* EXTRACT
:::::
Tomáš Svoboda (December 6, 1939 – November 17, 2022) was a French-born Czech-American contemporary classical composer and pianist, whose debut took place in Prague, Czechoslovakia on September 7, 1957, with the world premiere of his Symphony No. 1 (Of Nature) with the FOK Prague Symphony conducted by Václav Smetáček. Svoboda's catalog contains over 200 compositions, including six symphonies and five concerti. His music is performed worldwide and recordings of more than 50 works have now been released. Svoboda's Piano Trios CD recording received a 2001 "Critics Choice Award" from the American Record Guide and his Marimba Concerto received recognition in a 2003 Grammy Award nomination for the Oregon Symphony.

Biography
Svoboda was born in Paris, France. A Professor Emeritus from Portland State University, Svoboda composed his first music at age nine. He was a professor at PSU for 27 years. There have been over 1,200 performances of his music.

Svoboda died in Portland, Oregon on November 17, 2022, at the age of 82. He had suffered a major stroke in 2012.

Works

Selected recordings
 Children's Treasure Box, Vols. 1-4, for Piano, North Pacific Music (NPM LD 026), Recording by Tomas Svoboda.
:::::
Extract everything in the biography of Tomáš Svoboda from "Tomáš Svoboda (December" down to "the Oregon Symphony.". Nothing in the lines that come next is needed for this.
:::::
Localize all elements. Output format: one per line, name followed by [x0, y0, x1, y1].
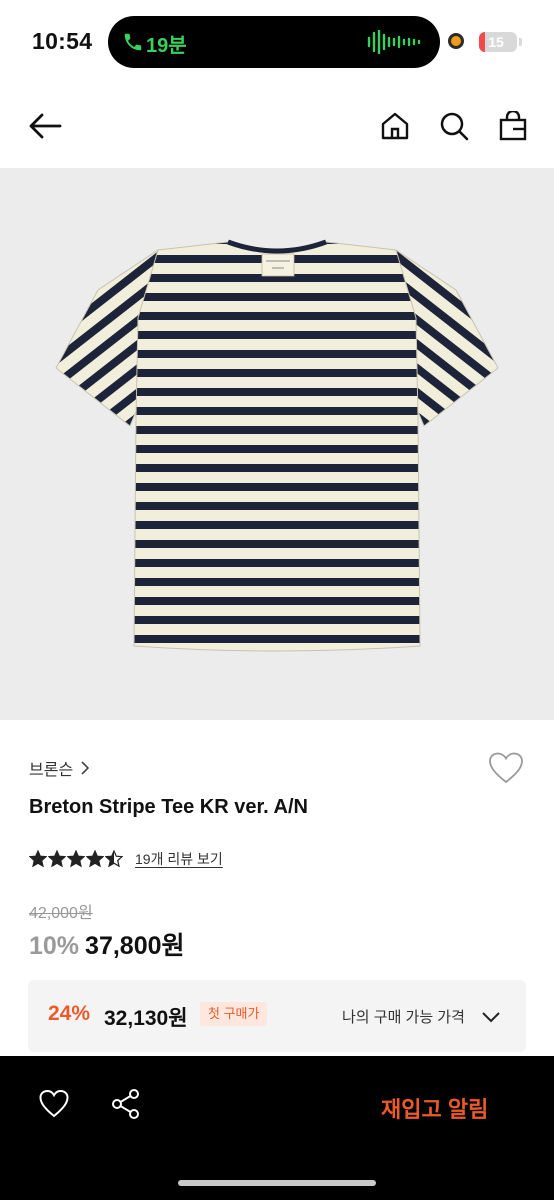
product-image[interactable]	[0, 168, 554, 720]
product-name: Breton Stripe Tee KR ver. A/N	[29, 796, 308, 818]
shopping-bag-icon	[499, 111, 527, 141]
sale-price: 37,800원	[85, 932, 185, 960]
battery-level: 15	[488, 34, 504, 50]
home-indicator[interactable]	[178, 1180, 376, 1186]
review-link[interactable]: 19개 리뷰 보기	[135, 849, 223, 869]
arrow-left-icon	[29, 113, 62, 139]
battery-tip	[519, 38, 522, 46]
star-icon	[67, 850, 85, 868]
brand-name: 브론슨	[29, 762, 74, 779]
coupon-price: 32,130원	[104, 1007, 188, 1030]
top-nav-bar	[0, 84, 554, 168]
my-price-box[interactable]: 24% 32,130원 첫 구매가 나의 구매 가능 가격	[28, 980, 526, 1052]
star-icon	[86, 850, 104, 868]
price-row: 10% 37,800원	[29, 926, 185, 962]
discount-rate: 10%	[29, 932, 80, 960]
first-purchase-badge: 첫 구매가	[200, 1002, 268, 1026]
back-button[interactable]	[27, 108, 63, 144]
restock-alert-button[interactable]: 재입고 알림	[381, 1092, 488, 1124]
original-price: 42,000원	[29, 905, 93, 922]
home-button[interactable]	[377, 108, 413, 144]
cart-button[interactable]	[495, 108, 531, 144]
coupon-discount-rate: 24%	[48, 1002, 91, 1025]
status-time: 10:54	[32, 28, 93, 54]
chevron-down-icon[interactable]	[480, 1006, 502, 1028]
phone-icon	[124, 33, 142, 51]
home-icon	[381, 112, 409, 140]
chevron-right-icon	[81, 761, 90, 775]
my-price-label: 나의 구매 가능 가격	[342, 1009, 465, 1026]
call-duration: 19분	[146, 35, 187, 57]
star-icon	[105, 850, 123, 868]
bottom-action-bar: 재입고 알림	[0, 1056, 554, 1200]
brand-link[interactable]: 브론슨	[29, 756, 90, 780]
star-rating	[29, 850, 123, 868]
status-bar: 10:54 19분 15	[0, 0, 554, 84]
battery-icon: 15	[479, 32, 517, 52]
star-icon	[29, 850, 47, 868]
audio-waveform-icon	[367, 30, 421, 54]
heart-icon[interactable]	[38, 1089, 70, 1119]
recording-indicator	[448, 33, 464, 49]
search-button[interactable]	[436, 108, 472, 144]
dynamic-island-call[interactable]: 19분	[108, 16, 440, 68]
wishlist-heart-icon[interactable]	[488, 752, 524, 784]
star-icon	[48, 850, 66, 868]
search-icon	[440, 112, 469, 141]
rating-row: 19개 리뷰 보기	[29, 848, 223, 870]
share-icon[interactable]	[110, 1088, 142, 1120]
breton-stripe-tee-photo	[55, 239, 499, 652]
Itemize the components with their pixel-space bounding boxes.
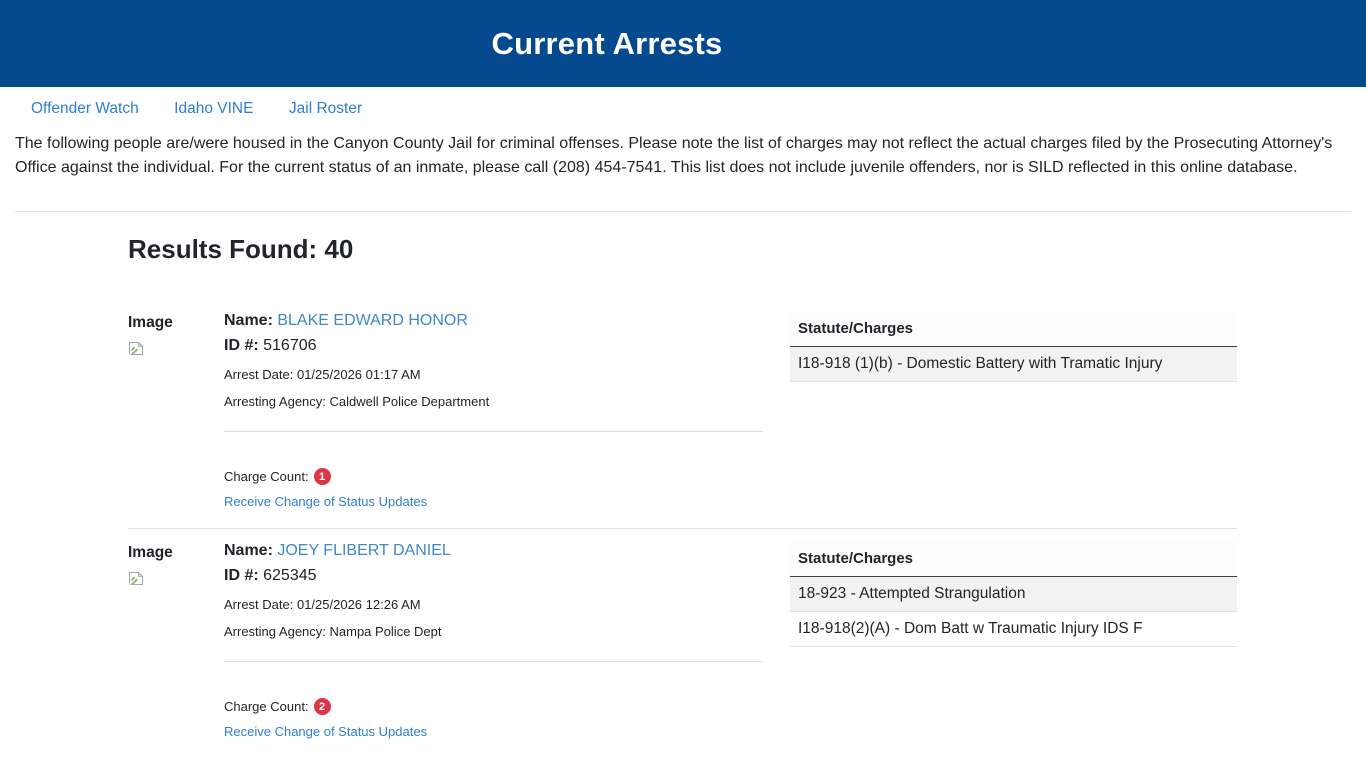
record-charges-column: Statute/Charges 18-923 - Attempted Stran… bbox=[790, 542, 1237, 741]
charge-count-label: Charge Count: bbox=[224, 469, 309, 484]
charges-table: Statute/Charges I18-918 (1)(b) - Domesti… bbox=[790, 312, 1237, 382]
charge-count-label: Charge Count: bbox=[224, 699, 309, 714]
record-divider bbox=[128, 528, 1237, 529]
broken-image-icon bbox=[129, 341, 144, 355]
name-label: Name: bbox=[224, 542, 273, 559]
inmate-id-value: 625345 bbox=[263, 567, 317, 584]
name-line: Name: BLAKE EDWARD HONOR bbox=[224, 312, 763, 330]
arrest-date-line: Arrest Date: 01/25/2026 01:17 AM bbox=[224, 367, 421, 382]
page-divider bbox=[15, 211, 1351, 212]
details-divider bbox=[224, 661, 763, 662]
intro-paragraph: The following people are/were housed in … bbox=[15, 135, 1333, 176]
arrest-date-line: Arrest Date: 01/25/2026 12:26 AM bbox=[224, 597, 421, 612]
details-divider bbox=[224, 431, 763, 432]
id-label: ID #: bbox=[224, 567, 259, 584]
id-label: ID #: bbox=[224, 337, 259, 354]
charge-count-badge: 2 bbox=[313, 698, 331, 715]
inmate-id-value: 516706 bbox=[263, 337, 317, 354]
charge-row: I18-918(2)(A) - Dom Batt w Traumatic Inj… bbox=[790, 611, 1237, 647]
name-label: Name: bbox=[224, 312, 273, 329]
arresting-agency-line: Arresting Agency: Caldwell Police Depart… bbox=[224, 394, 490, 409]
name-line: Name: JOEY FLIBERT DANIEL bbox=[224, 542, 763, 560]
image-label: Image bbox=[128, 314, 173, 331]
charge-count-line: Charge Count: 2 bbox=[224, 698, 763, 715]
charge-count-badge: 1 bbox=[313, 468, 331, 485]
charge-row: I18-918 (1)(b) - Domestic Battery with T… bbox=[790, 346, 1237, 382]
nav-link-jail-roster[interactable]: Jail Roster bbox=[289, 100, 362, 118]
inmate-name-link[interactable]: BLAKE EDWARD HONOR bbox=[277, 312, 468, 329]
record-image-column: Image bbox=[128, 312, 224, 511]
charge-count-line: Charge Count: 1 bbox=[224, 468, 763, 485]
status-updates-link[interactable]: Receive Change of Status Updates bbox=[224, 494, 427, 509]
nav-link-offender-watch[interactable]: Offender Watch bbox=[31, 100, 139, 118]
charge-text: 18-923 - Attempted Strangulation bbox=[790, 576, 1237, 612]
record-charges-column: Statute/Charges I18-918 (1)(b) - Domesti… bbox=[790, 312, 1237, 511]
results-heading: Results Found: 40 bbox=[128, 234, 354, 264]
charges-table-header: Statute/Charges bbox=[790, 542, 1237, 577]
charge-text: I18-918(2)(A) - Dom Batt w Traumatic Inj… bbox=[790, 611, 1237, 647]
charges-table: Statute/Charges 18-923 - Attempted Stran… bbox=[790, 542, 1237, 647]
arrest-record: Image Name: JOEY FLIBERT DANIEL ID #: 62… bbox=[128, 542, 1237, 741]
charge-row: 18-923 - Attempted Strangulation bbox=[790, 576, 1237, 612]
record-details-column: Name: JOEY FLIBERT DANIEL ID #: 625345 A… bbox=[224, 542, 763, 741]
arrest-record: Image Name: BLAKE EDWARD HONOR ID #: 516… bbox=[128, 312, 1237, 511]
image-label: Image bbox=[128, 544, 173, 561]
page-title: Current Arrests bbox=[491, 25, 723, 61]
id-line: ID #: 625345 bbox=[224, 567, 763, 585]
arresting-agency-line: Arresting Agency: Nampa Police Dept bbox=[224, 624, 442, 639]
inmate-name-link[interactable]: JOEY FLIBERT DANIEL bbox=[277, 542, 450, 559]
status-updates-link[interactable]: Receive Change of Status Updates bbox=[224, 724, 427, 739]
record-image-column: Image bbox=[128, 542, 224, 741]
top-nav: Offender Watch Idaho VINE Jail Roster bbox=[0, 87, 1366, 118]
id-line: ID #: 516706 bbox=[224, 337, 763, 355]
record-details-column: Name: BLAKE EDWARD HONOR ID #: 516706 Ar… bbox=[224, 312, 763, 511]
charges-table-header: Statute/Charges bbox=[790, 312, 1237, 347]
nav-link-idaho-vine[interactable]: Idaho VINE bbox=[174, 100, 253, 118]
charge-text: I18-918 (1)(b) - Domestic Battery with T… bbox=[790, 346, 1237, 382]
page-header: Current Arrests bbox=[0, 0, 1366, 87]
broken-image-icon bbox=[129, 571, 144, 585]
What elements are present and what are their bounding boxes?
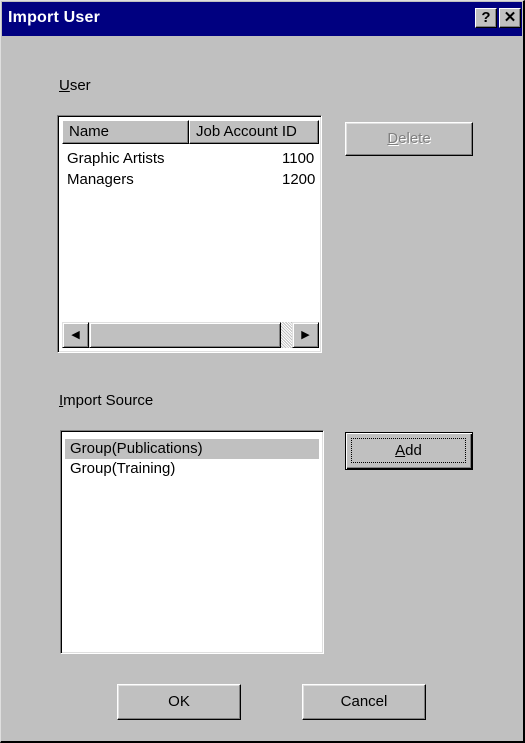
user-section-label: User	[59, 77, 91, 94]
job-account-id-cell: 1100	[282, 150, 315, 167]
close-button[interactable]: ✕	[499, 8, 521, 28]
table-row[interactable]: Graphic Artists 1100	[58, 150, 319, 169]
arrow-left-icon: ◀	[71, 329, 80, 341]
title-bar[interactable]: Import User ? ✕	[2, 2, 522, 36]
import-label-rest: mport Source	[63, 392, 154, 409]
add-button[interactable]: Add	[345, 432, 473, 470]
user-name-cell: Managers	[67, 171, 134, 188]
table-row[interactable]: Managers 1200	[58, 171, 319, 190]
import-source-list[interactable]: Group(Publications) Group(Training)	[60, 430, 324, 654]
add-label-rest: dd	[405, 442, 422, 459]
window-title: Import User	[8, 9, 100, 26]
horizontal-scrollbar[interactable]: ◀ ▶	[62, 322, 319, 348]
help-button[interactable]: ?	[475, 8, 497, 28]
ok-button[interactable]: OK	[117, 684, 241, 720]
list-item[interactable]: Group(Training)	[65, 459, 319, 479]
scroll-right-button[interactable]: ▶	[292, 322, 319, 348]
user-list[interactable]: Name Job Account ID Graphic Artists 1100…	[57, 115, 322, 353]
list-item[interactable]: Group(Publications)	[65, 439, 319, 459]
add-label-mnemonic: A	[395, 442, 406, 459]
job-account-id-cell: 1200	[282, 171, 316, 188]
scrollbar-track[interactable]	[281, 322, 292, 348]
cancel-button[interactable]: Cancel	[302, 684, 426, 720]
delete-button[interactable]: Delete	[345, 122, 473, 156]
user-label-rest: ser	[69, 77, 91, 94]
user-name-cell: Graphic Artists	[67, 150, 165, 167]
column-header-name[interactable]: Name	[62, 120, 189, 144]
column-header-job-account-id[interactable]: Job Account ID	[189, 120, 319, 144]
import-source-label: Import Source	[59, 392, 153, 409]
delete-label-rest: elete	[398, 130, 431, 147]
delete-label-mnemonic: D	[387, 130, 399, 147]
scroll-left-button[interactable]: ◀	[62, 322, 89, 348]
user-label-mnemonic: U	[59, 77, 70, 94]
arrow-right-icon: ▶	[301, 329, 310, 341]
import-user-dialog: Import User ? ✕ User Name Job Account ID…	[0, 0, 525, 743]
scrollbar-thumb[interactable]	[89, 322, 281, 348]
focus-rectangle: Add	[351, 438, 466, 463]
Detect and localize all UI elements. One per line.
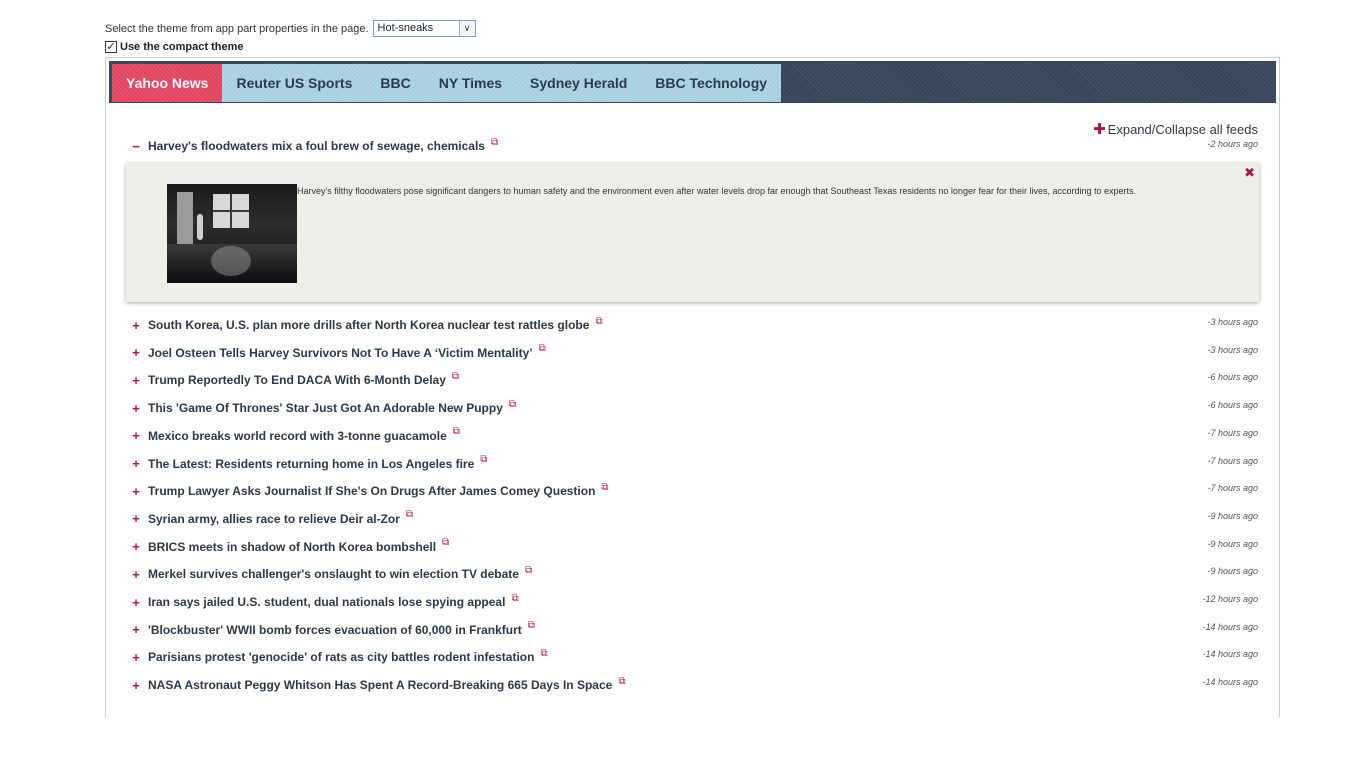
:::::
* RESPONSE FOR THIS EXERCISE
Tomáš Svoboda (December 6, 1939 – November 17, 2022) was a French-born Czech-American contemporary classical composer and pianist, whose debut took place in Prague, Czechoslovakia on September 7, 1957, with the world premiere of his Symphony No. 1 (Of Nature) with the FOK Prague Symphony conducted by Václav Smetáček. Svoboda's catalog contains over 200 compositions, including six symphonies and five concerti. His music is performed worldwide and recordings of more than 50 works have now been released. Svoboda's Piano Trios CD recording received a 2001 "Critics Choice Award" from the American Record Guide and his Marimba Concerto received recognition in a 2003 Grammy Award nomination for the Oregon Symphony.